UDOSTĘPNIONY FRAGMENT:
★ ★ ★ ★ ★

Strona główna

Nie sposób było odmówić

Nie sposób było odmówić

2018-09-15 14:43:58  |  Agata Wiśniewska

W uroczystej kolacji w Swornegaciach wzięli udział przedstawiciele 20 samorządów. Był czas na podziękowania, wzruszenia i wymianę doświadczeń.

Przed rokiem 38 samorządów z całej Polski pospieszyło gminie Chojnice na pomoc, po tym jak przez nasz region przetoczyła się nawałnica. W piątek (14.09) wieczorem przedstawiciele miast, gmin i województw, które okazały solidarność, usiedli przy wspólnym stole odpowiadając na zaproszenie wójta Zbigniewa Szczepańskiego. - Chcieliśmy wyrazić wdzięczność, że w tym trudnym okresie nie zostaliśmy sami - mówił do gości włodarz gminy Chojnice.

★ ★ ★ ★ ★

WYODRĘBNIONE WPISY:
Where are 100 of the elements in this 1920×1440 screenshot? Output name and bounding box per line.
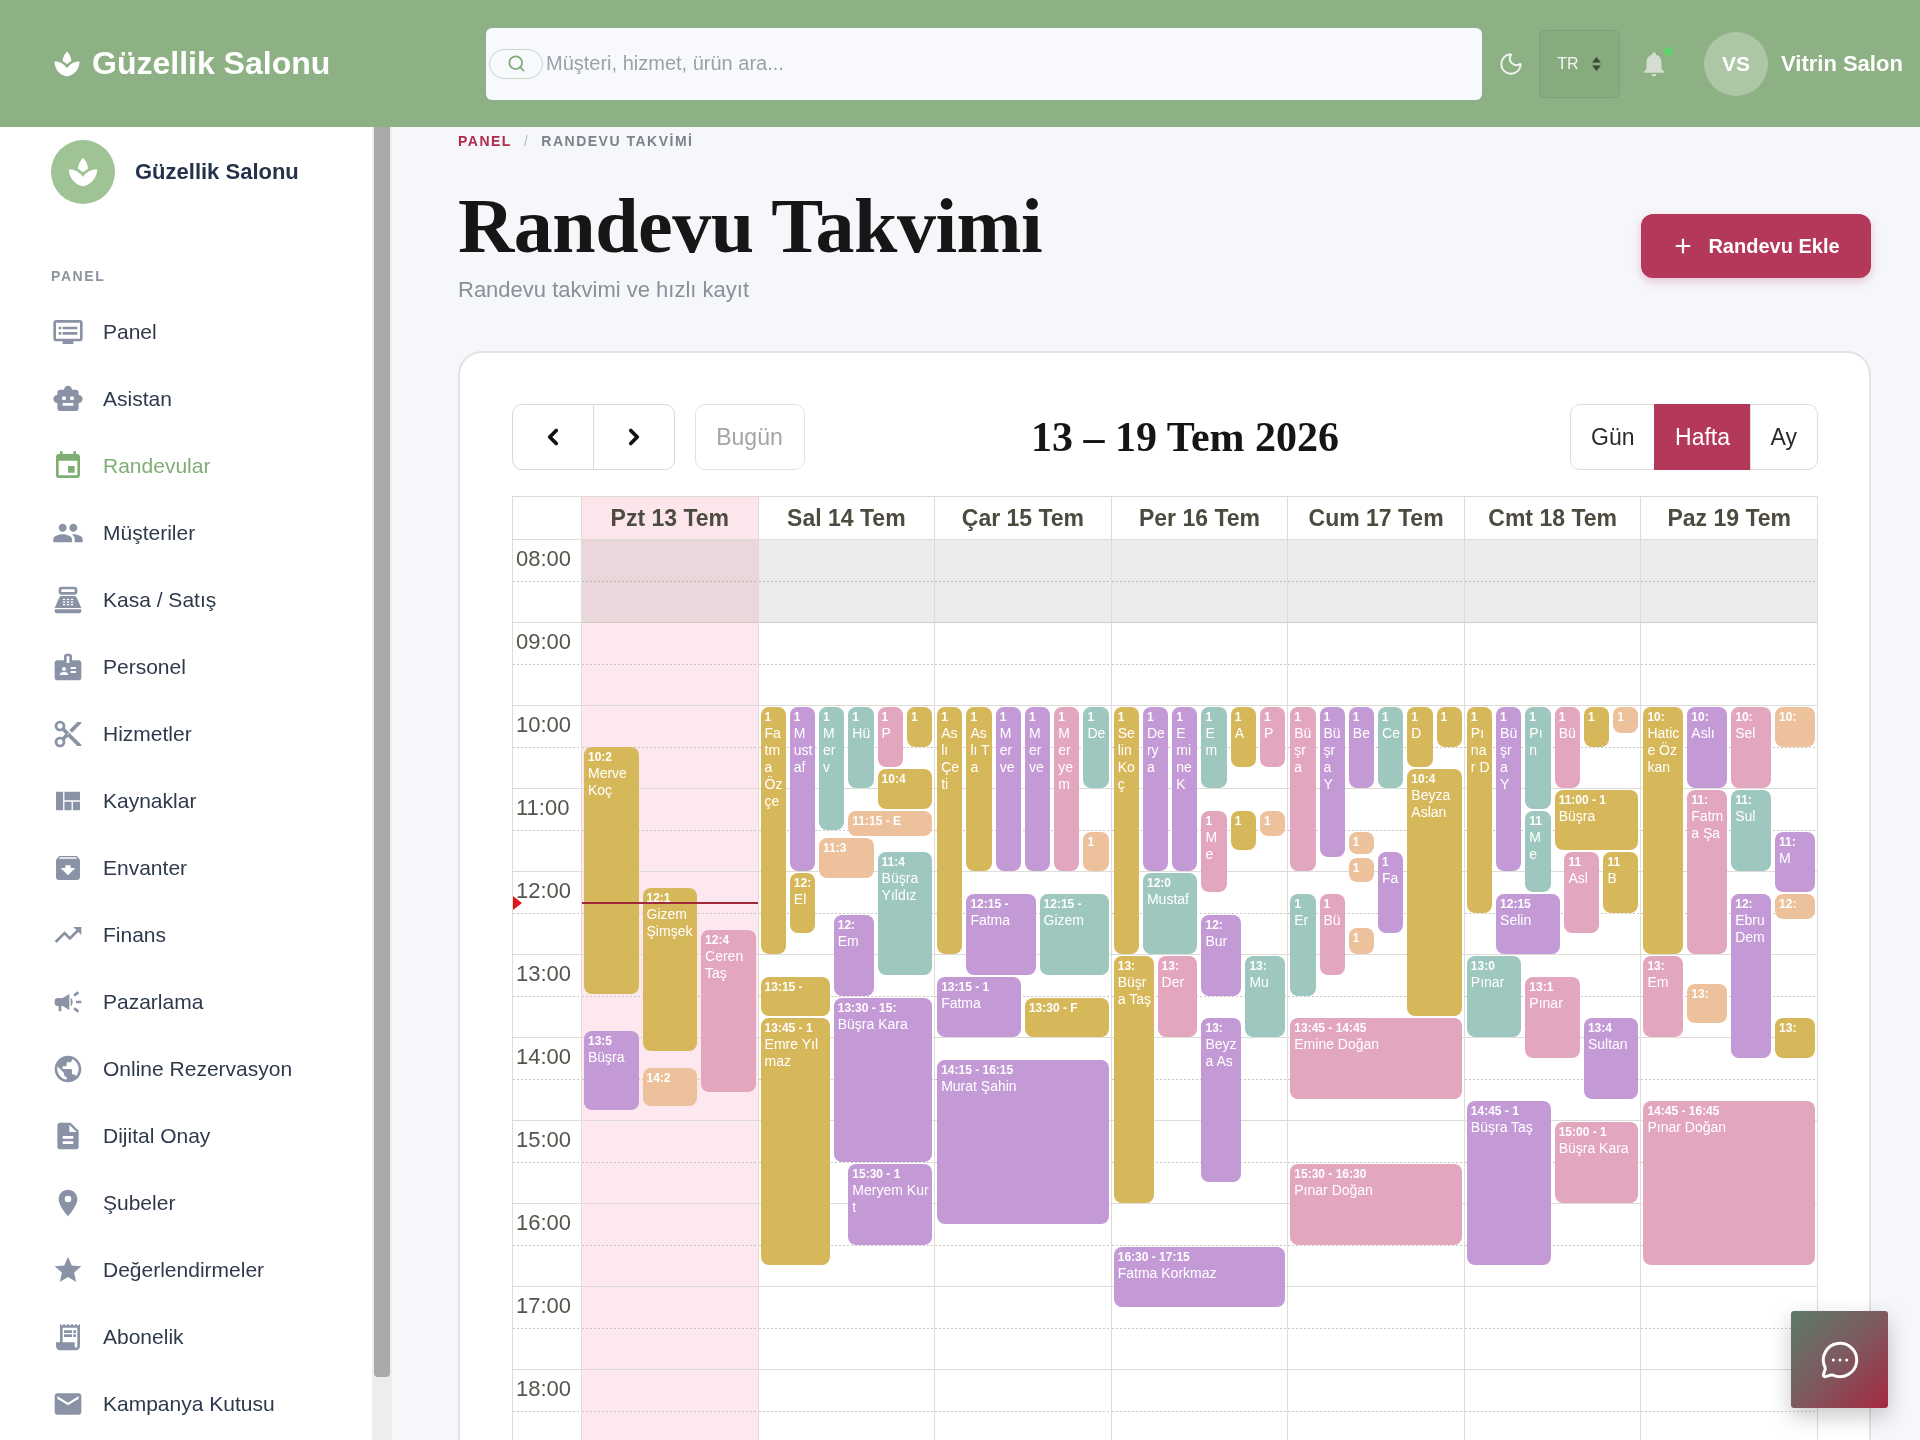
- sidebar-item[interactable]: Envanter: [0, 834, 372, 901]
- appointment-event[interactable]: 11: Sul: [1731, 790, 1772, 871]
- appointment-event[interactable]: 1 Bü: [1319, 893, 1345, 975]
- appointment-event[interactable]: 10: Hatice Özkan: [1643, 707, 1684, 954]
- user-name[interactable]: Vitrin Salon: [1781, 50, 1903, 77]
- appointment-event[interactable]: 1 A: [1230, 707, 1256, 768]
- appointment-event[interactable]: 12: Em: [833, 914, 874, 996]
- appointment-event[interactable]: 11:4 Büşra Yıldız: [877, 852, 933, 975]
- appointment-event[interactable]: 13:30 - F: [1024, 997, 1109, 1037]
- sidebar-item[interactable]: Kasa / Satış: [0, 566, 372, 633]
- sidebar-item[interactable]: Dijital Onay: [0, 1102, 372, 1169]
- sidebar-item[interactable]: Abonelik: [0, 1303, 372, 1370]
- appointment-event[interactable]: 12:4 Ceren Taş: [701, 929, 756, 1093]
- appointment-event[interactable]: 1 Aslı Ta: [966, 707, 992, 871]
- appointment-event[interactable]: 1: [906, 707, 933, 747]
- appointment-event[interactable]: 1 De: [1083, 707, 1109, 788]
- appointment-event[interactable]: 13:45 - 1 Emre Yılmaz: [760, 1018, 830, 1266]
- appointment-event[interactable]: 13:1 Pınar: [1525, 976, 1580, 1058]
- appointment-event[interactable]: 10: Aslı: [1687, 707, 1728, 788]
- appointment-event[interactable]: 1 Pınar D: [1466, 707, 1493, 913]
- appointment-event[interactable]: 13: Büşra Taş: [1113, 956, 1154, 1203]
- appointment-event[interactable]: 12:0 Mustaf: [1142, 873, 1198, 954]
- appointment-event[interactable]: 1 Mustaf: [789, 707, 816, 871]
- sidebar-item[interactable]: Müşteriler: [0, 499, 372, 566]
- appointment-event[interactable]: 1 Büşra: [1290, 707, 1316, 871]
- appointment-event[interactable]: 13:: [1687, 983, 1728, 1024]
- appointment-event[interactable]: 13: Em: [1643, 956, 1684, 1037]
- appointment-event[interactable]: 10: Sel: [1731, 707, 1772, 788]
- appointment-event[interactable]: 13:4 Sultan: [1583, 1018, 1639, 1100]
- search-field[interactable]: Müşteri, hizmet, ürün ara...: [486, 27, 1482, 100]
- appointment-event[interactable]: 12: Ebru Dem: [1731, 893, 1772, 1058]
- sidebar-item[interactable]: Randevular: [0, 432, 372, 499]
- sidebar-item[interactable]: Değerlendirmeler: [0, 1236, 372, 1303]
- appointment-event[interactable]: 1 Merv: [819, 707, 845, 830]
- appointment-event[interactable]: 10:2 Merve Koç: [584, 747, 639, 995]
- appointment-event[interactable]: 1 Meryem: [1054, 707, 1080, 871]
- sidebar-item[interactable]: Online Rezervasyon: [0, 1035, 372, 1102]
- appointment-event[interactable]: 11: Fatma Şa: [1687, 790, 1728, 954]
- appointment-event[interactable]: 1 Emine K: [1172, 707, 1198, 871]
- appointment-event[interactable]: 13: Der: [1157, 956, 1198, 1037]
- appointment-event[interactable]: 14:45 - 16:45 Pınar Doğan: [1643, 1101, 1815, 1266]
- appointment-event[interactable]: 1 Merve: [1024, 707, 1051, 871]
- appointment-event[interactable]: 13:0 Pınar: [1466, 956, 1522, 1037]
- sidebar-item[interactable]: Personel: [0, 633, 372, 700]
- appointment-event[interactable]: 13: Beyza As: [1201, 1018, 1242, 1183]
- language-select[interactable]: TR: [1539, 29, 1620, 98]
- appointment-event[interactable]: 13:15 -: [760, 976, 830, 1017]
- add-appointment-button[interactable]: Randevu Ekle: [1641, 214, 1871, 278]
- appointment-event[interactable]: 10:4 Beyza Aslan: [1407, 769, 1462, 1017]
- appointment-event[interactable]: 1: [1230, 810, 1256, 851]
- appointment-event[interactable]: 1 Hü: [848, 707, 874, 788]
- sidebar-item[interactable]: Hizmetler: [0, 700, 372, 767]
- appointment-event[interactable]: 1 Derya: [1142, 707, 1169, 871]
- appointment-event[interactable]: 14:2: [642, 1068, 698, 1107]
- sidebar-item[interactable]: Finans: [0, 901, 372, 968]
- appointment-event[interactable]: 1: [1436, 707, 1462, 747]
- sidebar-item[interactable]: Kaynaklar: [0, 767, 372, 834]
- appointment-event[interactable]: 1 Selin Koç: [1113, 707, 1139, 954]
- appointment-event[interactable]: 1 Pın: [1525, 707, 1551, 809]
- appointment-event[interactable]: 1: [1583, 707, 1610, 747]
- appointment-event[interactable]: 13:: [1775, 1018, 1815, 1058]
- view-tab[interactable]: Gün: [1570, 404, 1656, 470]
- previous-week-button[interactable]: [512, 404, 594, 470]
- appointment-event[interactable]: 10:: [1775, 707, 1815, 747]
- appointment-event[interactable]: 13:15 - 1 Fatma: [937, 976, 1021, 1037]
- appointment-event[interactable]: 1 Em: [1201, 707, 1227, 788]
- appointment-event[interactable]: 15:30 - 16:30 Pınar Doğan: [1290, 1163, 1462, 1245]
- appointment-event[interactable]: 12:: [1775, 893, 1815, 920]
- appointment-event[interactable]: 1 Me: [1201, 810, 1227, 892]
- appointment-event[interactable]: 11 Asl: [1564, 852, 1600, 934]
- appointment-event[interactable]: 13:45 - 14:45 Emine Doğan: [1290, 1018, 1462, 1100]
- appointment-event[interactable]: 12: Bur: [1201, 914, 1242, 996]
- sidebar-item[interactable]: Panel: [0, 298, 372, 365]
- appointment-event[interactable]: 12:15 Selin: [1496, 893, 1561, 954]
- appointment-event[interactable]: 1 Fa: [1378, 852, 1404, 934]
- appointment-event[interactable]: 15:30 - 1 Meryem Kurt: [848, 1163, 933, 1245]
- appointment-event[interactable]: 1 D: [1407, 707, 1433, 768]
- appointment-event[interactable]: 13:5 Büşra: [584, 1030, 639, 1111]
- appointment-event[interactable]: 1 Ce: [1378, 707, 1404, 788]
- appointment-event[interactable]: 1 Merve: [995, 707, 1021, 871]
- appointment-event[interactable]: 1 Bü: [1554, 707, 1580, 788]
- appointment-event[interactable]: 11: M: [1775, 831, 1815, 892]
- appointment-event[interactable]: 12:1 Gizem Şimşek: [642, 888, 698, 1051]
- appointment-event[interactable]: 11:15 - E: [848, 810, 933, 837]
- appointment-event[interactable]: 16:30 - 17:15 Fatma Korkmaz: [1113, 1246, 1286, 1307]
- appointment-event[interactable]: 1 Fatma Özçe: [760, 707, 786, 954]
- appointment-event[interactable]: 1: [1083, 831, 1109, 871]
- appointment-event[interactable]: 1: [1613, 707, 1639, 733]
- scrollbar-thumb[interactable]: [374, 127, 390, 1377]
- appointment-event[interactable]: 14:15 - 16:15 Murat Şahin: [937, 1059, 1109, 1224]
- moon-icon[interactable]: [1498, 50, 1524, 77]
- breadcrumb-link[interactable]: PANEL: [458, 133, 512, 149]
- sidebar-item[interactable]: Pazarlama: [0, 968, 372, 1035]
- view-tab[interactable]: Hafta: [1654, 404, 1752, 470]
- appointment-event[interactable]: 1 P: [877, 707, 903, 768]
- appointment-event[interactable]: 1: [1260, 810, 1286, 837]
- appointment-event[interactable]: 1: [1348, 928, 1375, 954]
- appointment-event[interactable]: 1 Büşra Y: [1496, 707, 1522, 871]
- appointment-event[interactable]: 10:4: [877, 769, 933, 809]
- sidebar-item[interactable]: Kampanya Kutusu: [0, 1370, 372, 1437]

★ ★ ★ ★ ★

ZESTAW ZADAŃ:
[1] Proszę przedstawić w formie krótkiej listy akapit tekstu o kolacji w Swornegaciach zaczynający się od słów „Przed rokiem 38 samorządów” i zachować jego główne fakty.
[2] Dopisz dalszy ciąg tekstu o kolacji w Swornegaciach od miejsca, w którym się kończy.

ODPOWIEDZI DO ZADAŃ:
[1]
- Przed rokiem przez region przetoczyła się nawałnica, a gminie Chojnice pospieszyło na pomoc 38 samorządów z całej Polski.
- W piątek (14.09) wieczorem przedstawiciele miast, gmin i województw, które okazały solidarność, zasiedli przy wspólnym stole na zaproszenie wójta Zbigniewa Szczepańskiego.
- Wójt gminy Chojnice wyraził gościom wdzięczność za to, że w trudnym okresie gmina nie została sama.

[2]
Łączna pomoc od 38 samorządów z terenu całego kraju dla gminy Chojnice wyniosła 3 mln zł. Część z tej sumy została przeznaczona na zasiłki dla mieszkańców, część na odbudowę infrastruktury czy zakup sprzętu dla strażaków. - Tak trudnego roku, jak ten miniony w czasie mojej 28-leniej kadencji nie pamiętam. Drzewostan odrośnie, ale nieszczęścia ludzkie w pamięci pozostaną - mówił wójt Zbigniew Szczepański. Wśród nich widok rodziców  harcerzy, którzy obozowali nad Jeziorem Śpierewnik. - Jedni płakali ze szczęścia bo ich dzieci przeżyły, inni z rozpaczy - wspominał włodarz.


Tragiczne wydarzenia przypomniał także film zmontowany przez chojnickich strażaków pokazujący, co feralnej nocy z 11 na 12 sierpnia 2017 roku, działo się na stanowisku kierowania oraz zdjęcia Daniela Frymarka nagrodzone Grand Prix National Geographic.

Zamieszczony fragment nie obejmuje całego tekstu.